#### Set task:
Pull out every line containing the string "KuCoin".

[Dataset rows about figures]
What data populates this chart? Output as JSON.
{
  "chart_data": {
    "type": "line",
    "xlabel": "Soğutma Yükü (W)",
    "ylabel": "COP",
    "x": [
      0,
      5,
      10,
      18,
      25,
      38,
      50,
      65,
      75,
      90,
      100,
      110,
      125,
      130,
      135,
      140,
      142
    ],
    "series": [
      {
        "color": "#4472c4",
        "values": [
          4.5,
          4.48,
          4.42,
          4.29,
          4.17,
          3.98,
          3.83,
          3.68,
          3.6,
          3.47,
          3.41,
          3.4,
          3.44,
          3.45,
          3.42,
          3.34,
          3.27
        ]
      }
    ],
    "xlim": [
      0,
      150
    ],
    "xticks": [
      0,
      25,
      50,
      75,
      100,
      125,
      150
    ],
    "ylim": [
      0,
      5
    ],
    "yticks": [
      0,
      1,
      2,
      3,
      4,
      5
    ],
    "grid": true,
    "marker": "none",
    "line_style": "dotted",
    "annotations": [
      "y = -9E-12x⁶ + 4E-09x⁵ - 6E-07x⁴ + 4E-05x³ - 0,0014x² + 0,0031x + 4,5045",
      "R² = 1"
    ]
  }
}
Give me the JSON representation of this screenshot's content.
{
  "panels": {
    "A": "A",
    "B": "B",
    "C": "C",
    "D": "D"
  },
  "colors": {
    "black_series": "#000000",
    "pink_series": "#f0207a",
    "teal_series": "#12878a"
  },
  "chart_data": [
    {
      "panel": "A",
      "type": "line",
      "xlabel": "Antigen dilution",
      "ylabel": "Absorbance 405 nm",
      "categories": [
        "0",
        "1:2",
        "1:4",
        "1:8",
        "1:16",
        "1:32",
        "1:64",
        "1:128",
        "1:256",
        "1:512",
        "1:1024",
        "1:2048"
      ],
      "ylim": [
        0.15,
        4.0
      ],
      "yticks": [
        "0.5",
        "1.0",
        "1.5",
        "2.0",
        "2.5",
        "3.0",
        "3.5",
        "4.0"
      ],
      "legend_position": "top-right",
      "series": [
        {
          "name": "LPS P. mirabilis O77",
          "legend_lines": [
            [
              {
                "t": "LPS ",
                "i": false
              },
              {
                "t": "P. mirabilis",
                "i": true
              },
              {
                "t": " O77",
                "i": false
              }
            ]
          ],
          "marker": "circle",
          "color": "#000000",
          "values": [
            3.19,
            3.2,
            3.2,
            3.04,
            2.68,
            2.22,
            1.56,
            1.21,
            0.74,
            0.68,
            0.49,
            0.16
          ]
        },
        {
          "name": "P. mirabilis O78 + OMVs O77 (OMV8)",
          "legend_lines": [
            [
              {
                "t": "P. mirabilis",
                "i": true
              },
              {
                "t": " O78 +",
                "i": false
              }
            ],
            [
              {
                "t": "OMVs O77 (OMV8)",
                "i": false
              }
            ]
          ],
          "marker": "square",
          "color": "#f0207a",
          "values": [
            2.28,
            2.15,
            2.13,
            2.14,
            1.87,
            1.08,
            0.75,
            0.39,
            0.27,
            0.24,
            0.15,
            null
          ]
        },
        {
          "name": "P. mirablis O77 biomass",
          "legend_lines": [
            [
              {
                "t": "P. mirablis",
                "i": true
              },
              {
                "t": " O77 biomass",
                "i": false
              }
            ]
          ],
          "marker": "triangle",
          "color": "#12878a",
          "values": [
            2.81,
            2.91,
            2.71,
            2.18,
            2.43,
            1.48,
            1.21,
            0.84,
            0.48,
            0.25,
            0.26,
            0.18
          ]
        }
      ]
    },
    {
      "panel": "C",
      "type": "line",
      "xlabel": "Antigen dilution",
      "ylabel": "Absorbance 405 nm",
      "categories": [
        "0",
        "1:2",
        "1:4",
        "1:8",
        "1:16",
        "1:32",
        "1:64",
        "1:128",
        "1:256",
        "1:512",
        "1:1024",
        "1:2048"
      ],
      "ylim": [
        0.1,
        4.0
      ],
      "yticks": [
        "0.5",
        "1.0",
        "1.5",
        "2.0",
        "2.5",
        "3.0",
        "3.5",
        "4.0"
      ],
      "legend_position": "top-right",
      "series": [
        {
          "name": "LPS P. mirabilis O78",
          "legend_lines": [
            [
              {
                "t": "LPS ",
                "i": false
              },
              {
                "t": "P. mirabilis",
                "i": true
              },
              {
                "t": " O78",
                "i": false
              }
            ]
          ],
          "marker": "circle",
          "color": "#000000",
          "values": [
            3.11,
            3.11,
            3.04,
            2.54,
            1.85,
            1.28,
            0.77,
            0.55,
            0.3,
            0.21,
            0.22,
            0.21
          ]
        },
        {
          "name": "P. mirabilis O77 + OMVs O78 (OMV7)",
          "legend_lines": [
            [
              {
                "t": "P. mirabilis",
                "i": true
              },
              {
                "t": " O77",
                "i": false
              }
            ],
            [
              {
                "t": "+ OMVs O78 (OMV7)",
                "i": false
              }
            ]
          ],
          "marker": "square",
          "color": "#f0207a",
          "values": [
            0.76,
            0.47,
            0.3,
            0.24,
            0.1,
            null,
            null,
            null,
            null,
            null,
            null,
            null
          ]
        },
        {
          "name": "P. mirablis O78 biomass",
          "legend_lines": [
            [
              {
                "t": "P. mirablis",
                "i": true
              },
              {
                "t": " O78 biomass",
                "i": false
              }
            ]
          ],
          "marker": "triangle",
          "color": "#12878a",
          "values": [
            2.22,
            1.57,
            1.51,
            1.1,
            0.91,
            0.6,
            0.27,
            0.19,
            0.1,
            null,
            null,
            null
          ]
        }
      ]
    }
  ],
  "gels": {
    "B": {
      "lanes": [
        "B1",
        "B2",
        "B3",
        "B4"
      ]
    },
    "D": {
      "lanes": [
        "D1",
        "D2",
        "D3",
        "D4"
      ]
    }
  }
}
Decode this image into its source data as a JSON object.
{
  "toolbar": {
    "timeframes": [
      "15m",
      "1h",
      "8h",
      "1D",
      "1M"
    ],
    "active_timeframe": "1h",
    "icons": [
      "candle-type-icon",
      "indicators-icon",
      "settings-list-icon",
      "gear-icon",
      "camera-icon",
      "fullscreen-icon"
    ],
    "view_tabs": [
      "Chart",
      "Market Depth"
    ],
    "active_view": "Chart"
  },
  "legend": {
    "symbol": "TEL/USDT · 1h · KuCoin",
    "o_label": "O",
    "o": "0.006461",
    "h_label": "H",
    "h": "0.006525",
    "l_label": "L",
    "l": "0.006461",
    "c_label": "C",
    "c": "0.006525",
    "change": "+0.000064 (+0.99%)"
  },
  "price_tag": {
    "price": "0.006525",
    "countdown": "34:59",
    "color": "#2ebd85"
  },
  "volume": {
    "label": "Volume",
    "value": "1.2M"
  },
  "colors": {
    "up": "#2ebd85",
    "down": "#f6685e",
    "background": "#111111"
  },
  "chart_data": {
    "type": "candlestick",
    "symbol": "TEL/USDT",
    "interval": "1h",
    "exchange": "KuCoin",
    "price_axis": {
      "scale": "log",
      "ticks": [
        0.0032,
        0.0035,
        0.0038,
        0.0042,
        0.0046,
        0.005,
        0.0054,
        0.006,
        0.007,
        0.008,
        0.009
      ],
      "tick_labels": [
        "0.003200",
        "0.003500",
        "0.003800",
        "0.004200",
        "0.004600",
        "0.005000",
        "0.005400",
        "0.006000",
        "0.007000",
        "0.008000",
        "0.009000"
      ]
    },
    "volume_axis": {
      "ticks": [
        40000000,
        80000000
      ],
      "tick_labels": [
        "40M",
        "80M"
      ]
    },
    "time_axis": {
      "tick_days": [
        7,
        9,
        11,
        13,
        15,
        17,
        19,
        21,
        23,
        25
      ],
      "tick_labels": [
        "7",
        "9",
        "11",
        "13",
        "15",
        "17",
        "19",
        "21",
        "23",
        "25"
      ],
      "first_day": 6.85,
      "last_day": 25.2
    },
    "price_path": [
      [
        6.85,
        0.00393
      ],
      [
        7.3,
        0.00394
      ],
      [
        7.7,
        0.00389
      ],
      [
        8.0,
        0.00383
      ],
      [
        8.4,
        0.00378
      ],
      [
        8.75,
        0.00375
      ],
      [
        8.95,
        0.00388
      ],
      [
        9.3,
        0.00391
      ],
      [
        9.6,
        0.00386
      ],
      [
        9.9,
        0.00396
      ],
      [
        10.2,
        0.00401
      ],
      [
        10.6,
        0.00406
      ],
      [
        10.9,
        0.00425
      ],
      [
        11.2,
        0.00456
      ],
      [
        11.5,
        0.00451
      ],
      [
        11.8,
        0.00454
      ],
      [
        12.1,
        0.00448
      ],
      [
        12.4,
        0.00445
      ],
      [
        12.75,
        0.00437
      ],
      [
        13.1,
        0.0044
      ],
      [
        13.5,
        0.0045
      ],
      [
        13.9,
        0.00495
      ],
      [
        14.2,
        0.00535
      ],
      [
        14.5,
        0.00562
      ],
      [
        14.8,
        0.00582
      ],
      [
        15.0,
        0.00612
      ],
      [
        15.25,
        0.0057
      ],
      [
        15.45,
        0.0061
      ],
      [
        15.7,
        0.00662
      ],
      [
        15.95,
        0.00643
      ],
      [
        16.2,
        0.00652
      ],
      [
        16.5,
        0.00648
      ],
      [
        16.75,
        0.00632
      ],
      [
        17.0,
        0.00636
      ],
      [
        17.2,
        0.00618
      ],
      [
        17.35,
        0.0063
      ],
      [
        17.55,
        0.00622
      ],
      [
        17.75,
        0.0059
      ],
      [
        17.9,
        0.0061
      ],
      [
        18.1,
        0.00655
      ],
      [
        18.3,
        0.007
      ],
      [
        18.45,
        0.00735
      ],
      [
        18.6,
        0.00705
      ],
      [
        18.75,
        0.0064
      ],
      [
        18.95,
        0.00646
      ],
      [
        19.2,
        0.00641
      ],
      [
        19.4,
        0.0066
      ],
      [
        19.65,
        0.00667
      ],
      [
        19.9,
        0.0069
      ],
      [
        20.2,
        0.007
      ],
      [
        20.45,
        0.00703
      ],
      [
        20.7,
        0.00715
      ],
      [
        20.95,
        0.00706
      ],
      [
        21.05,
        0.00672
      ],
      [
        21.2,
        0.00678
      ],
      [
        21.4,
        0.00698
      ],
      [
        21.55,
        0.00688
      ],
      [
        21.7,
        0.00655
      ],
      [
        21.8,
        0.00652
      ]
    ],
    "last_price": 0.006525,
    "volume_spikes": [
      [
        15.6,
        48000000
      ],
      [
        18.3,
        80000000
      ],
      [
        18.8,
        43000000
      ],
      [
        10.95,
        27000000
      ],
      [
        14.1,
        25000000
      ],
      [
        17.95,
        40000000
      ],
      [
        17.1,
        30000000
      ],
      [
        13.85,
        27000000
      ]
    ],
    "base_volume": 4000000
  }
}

#### Result below:
    "symbol": "TEL/USDT · 1h · KuCoin",
    "exchange": "KuCoin",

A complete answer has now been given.